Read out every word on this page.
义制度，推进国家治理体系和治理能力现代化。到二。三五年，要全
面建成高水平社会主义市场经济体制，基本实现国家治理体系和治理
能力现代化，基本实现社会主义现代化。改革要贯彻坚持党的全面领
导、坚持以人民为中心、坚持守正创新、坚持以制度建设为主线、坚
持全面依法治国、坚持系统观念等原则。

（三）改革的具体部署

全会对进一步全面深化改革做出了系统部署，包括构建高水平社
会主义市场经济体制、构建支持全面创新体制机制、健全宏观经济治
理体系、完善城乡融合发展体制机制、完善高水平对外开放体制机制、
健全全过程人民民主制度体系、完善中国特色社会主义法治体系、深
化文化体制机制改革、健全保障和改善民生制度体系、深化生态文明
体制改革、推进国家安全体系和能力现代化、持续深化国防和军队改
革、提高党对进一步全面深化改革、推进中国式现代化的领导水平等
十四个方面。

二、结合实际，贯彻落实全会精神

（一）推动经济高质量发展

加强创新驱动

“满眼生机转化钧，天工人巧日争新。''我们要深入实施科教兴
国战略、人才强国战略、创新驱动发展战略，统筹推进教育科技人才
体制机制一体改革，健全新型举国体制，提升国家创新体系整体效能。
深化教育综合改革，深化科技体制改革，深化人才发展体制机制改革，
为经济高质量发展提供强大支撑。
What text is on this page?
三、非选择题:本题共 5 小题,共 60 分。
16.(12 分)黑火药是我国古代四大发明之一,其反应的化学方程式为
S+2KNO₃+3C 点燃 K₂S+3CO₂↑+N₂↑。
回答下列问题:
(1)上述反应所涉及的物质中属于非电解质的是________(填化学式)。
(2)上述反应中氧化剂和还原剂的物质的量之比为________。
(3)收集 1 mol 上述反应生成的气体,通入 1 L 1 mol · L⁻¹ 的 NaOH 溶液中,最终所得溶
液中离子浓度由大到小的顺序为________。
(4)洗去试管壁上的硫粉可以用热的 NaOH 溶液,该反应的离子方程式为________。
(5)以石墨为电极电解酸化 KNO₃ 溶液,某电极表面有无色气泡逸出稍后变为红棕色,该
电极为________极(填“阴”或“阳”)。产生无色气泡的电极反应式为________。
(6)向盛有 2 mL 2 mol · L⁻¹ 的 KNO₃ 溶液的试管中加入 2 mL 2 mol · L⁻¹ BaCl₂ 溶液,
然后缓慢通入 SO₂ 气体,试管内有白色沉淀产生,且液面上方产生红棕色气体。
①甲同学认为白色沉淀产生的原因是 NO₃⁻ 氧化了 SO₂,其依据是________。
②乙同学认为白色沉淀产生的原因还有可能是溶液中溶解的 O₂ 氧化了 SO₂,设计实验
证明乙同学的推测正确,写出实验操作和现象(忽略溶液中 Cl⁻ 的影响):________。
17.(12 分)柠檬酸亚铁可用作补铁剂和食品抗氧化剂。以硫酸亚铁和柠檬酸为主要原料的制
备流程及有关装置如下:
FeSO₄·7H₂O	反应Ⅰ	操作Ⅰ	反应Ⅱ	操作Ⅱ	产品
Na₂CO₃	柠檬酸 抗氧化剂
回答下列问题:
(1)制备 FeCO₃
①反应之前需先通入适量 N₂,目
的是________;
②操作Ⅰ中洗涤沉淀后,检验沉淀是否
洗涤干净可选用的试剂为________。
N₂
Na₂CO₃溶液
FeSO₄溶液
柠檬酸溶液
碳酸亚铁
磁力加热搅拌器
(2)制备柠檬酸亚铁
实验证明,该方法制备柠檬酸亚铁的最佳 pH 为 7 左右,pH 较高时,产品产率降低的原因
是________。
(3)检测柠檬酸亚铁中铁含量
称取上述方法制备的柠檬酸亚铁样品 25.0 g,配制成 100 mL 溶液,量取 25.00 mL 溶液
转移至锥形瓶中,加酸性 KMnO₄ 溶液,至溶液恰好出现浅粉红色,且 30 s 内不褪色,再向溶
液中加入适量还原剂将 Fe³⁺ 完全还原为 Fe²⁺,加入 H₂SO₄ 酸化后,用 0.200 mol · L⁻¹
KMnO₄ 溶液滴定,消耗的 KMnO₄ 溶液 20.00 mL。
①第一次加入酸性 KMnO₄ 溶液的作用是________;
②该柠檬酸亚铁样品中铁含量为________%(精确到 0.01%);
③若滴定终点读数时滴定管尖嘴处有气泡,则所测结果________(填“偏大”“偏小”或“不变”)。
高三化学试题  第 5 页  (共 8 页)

_ _ _ _ _ _ _

** Exercise directions **
Write out every entry word for word.

** Full answer **
Read out every word on this page.
义制度，推进国家治理体系和治理能力现代化。到二。三五年，要全
面建成高水平社会主义市场经济体制，基本实现国家治理体系和治理
能力现代化，基本实现社会主义现代化。改革要贯彻坚持党的全面领
导、坚持以人民为中心、坚持守正创新、坚持以制度建设为主线、坚
持全面依法治国、坚持系统观念等原则。

（三）改革的具体部署

全会对进一步全面深化改革做出了系统部署，包括构建高水平社
会主义市场经济体制、构建支持全面创新体制机制、健全宏观经济治
理体系、完善城乡融合发展体制机制、完善高水平对外开放体制机制、
健全全过程人民民主制度体系、完善中国特色社会主义法治体系、深
化文化体制机制改革、健全保障和改善民生制度体系、深化生态文明
体制改革、推进国家安全体系和能力现代化、持续深化国防和军队改
革、提高党对进一步全面深化改革、推进中国式现代化的领导水平等
十四个方面。

二、结合实际，贯彻落实全会精神

（一）推动经济高质量发展

加强创新驱动

“满眼生机转化钧，天工人巧日争新。''我们要深入实施科教兴
国战略、人才强国战略、创新驱动发展战略，统筹推进教育科技人才
体制机制一体改革，健全新型举国体制，提升国家创新体系整体效能。
深化教育综合改革，深化科技体制改革，深化人才发展体制机制改革，
为经济高质量发展提供强大支撑。
What text is on this page?
三、非选择题:本题共 5 小题,共 60 分。
16.(12 分)黑火药是我国古代四大发明之一,其反应的化学方程式为
S+2KNO₃+3C 点燃 K₂S+3CO₂↑+N₂↑。
回答下列问题:
(1)上述反应所涉及的物质中属于非电解质的是________(填化学式)。
(2)上述反应中氧化剂和还原剂的物质的量之比为________。
(3)收集 1 mol 上述反应生成的气体,通入 1 L 1 mol · L⁻¹ 的 NaOH 溶液中,最终所得溶
液中离子浓度由大到小的顺序为________。
(4)洗去试管壁上的硫粉可以用热的 NaOH 溶液,该反应的离子方程式为________。
(5)以石墨为电极电解酸化 KNO₃ 溶液,某电极表面有无色气泡逸出稍后变为红棕色,该
电极为________极(填“阴”或“阳”)。产生无色气泡的电极反应式为________。
(6)向盛有 2 mL 2 mol · L⁻¹ 的 KNO₃ 溶液的试管中加入 2 mL 2 mol · L⁻¹ BaCl₂ 溶液,
然后缓慢通入 SO₂ 气体,试管内有白色沉淀产生,且液面上方产生红棕色气体。
①甲同学认为白色沉淀产生的原因是 NO₃⁻ 氧化了 SO₂,其依据是________。
②乙同学认为白色沉淀产生的原因还有可能是溶液中溶解的 O₂ 氧化了 SO₂,设计实验
证明乙同学的推测正确,写出实验操作和现象(忽略溶液中 Cl⁻ 的影响):________。
17.(12 分)柠檬酸亚铁可用作补铁剂和食品抗氧化剂。以硫酸亚铁和柠檬酸为主要原料的制
备流程及有关装置如下:
FeSO₄·7H₂O	反应Ⅰ	操作Ⅰ	反应Ⅱ	操作Ⅱ	产品
Na₂CO₃	柠檬酸 抗氧化剂
回答下列问题:
(1)制备 FeCO₃
①反应之前需先通入适量 N₂,目
的是________;
②操作Ⅰ中洗涤沉淀后,检验沉淀是否
洗涤干净可选用的试剂为________。
N₂
Na₂CO₃溶液
FeSO₄溶液
柠檬酸溶液
碳酸亚铁
磁力加热搅拌器
(2)制备柠檬酸亚铁
实验证明,该方法制备柠檬酸亚铁的最佳 pH 为 7 左右,pH 较高时,产品产率降低的原因
是________。
(3)检测柠檬酸亚铁中铁含量
称取上述方法制备的柠檬酸亚铁样品 25.0 g,配制成 100 mL 溶液,量取 25.00 mL 溶液
转移至锥形瓶中,加酸性 KMnO₄ 溶液,至溶液恰好出现浅粉红色,且 30 s 内不褪色,再向溶
液中加入适量还原剂将 Fe³⁺ 完全还原为 Fe²⁺,加入 H₂SO₄ 酸化后,用 0.200 mol · L⁻¹
KMnO₄ 溶液滴定,消耗的 KMnO₄ 溶液 20.00 mL。
①第一次加入酸性 KMnO₄ 溶液的作用是________;
②该柠檬酸亚铁样品中铁含量为________%(精确到 0.01%);
③若滴定终点读数时滴定管尖嘴处有气泡,则所测结果________(填“偏大”“偏小”或“不变”)。
高三化学试题  第 5 页  (共 8 页)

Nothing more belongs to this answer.